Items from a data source
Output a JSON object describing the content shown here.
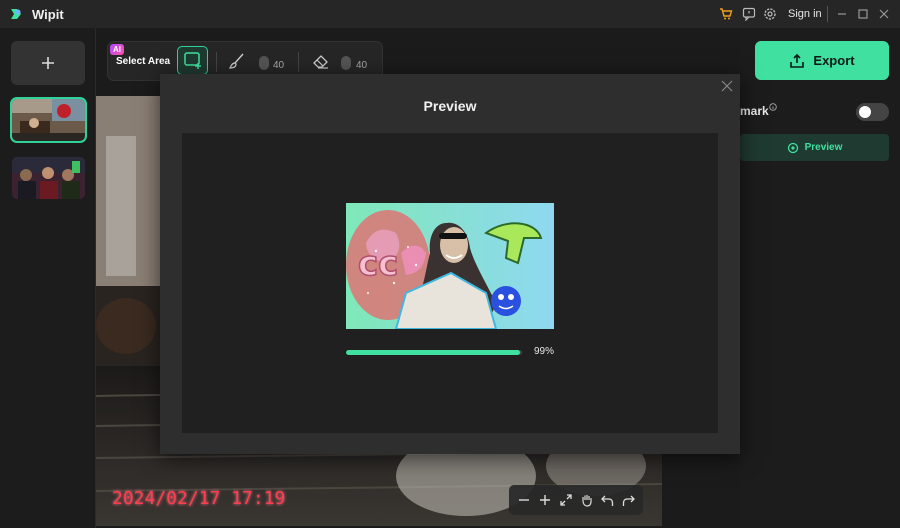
{
  "app": {
    "title": "Wipit"
  },
  "titlebar": {
    "sign_in": "Sign in"
  },
  "toolbar": {
    "ai_badge": "AI",
    "select_area": "Select Area",
    "brush_size": "40",
    "eraser_size": "40"
  },
  "canvas": {
    "timestamp": "2024/02/17 17:19"
  },
  "right_panel": {
    "export_label": "Export",
    "watermark_label": "mark",
    "watermark_on": false,
    "preview_label": "Preview"
  },
  "modal": {
    "title": "Preview",
    "progress": 0.99,
    "progress_text": "99%"
  },
  "colors": {
    "accent": "#3fe0a0",
    "timestamp": "#ff3d4f"
  },
  "icons": [
    "logo-icon",
    "cart-icon",
    "feedback-icon",
    "settings-icon",
    "minimize-icon",
    "maximize-icon",
    "close-icon",
    "plus-icon",
    "select-area-icon",
    "brush-icon",
    "eraser-icon",
    "zoom-out-icon",
    "zoom-in-icon",
    "fit-icon",
    "hand-icon",
    "undo-icon",
    "redo-icon",
    "export-icon",
    "eye-icon"
  ]
}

• **WHAT THE TASK REQUIRES**: Each line of the data should be quoted exactly, with pictures left out.

• **SOLUTION TO THIS EXERCISE**:
Output a JSON object describing the content shown here.
{
  "app": {
    "title": "Wipit"
  },
  "titlebar": {
    "sign_in": "Sign in"
  },
  "toolbar": {
    "ai_badge": "AI",
    "select_area": "Select Area",
    "brush_size": "40",
    "eraser_size": "40"
  },
  "canvas": {
    "timestamp": "2024/02/17 17:19"
  },
  "right_panel": {
    "export_label": "Export",
    "watermark_label": "mark",
    "watermark_on": false,
    "preview_label": "Preview"
  },
  "modal": {
    "title": "Preview",
    "progress": 0.99,
    "progress_text": "99%"
  },
  "colors": {
    "accent": "#3fe0a0",
    "timestamp": "#ff3d4f"
  },
  "icons": [
    "logo-icon",
    "cart-icon",
    "feedback-icon",
    "settings-icon",
    "minimize-icon",
    "maximize-icon",
    "close-icon",
    "plus-icon",
    "select-area-icon",
    "brush-icon",
    "eraser-icon",
    "zoom-out-icon",
    "zoom-in-icon",
    "fit-icon",
    "hand-icon",
    "undo-icon",
    "redo-icon",
    "export-icon",
    "eye-icon"
  ]
}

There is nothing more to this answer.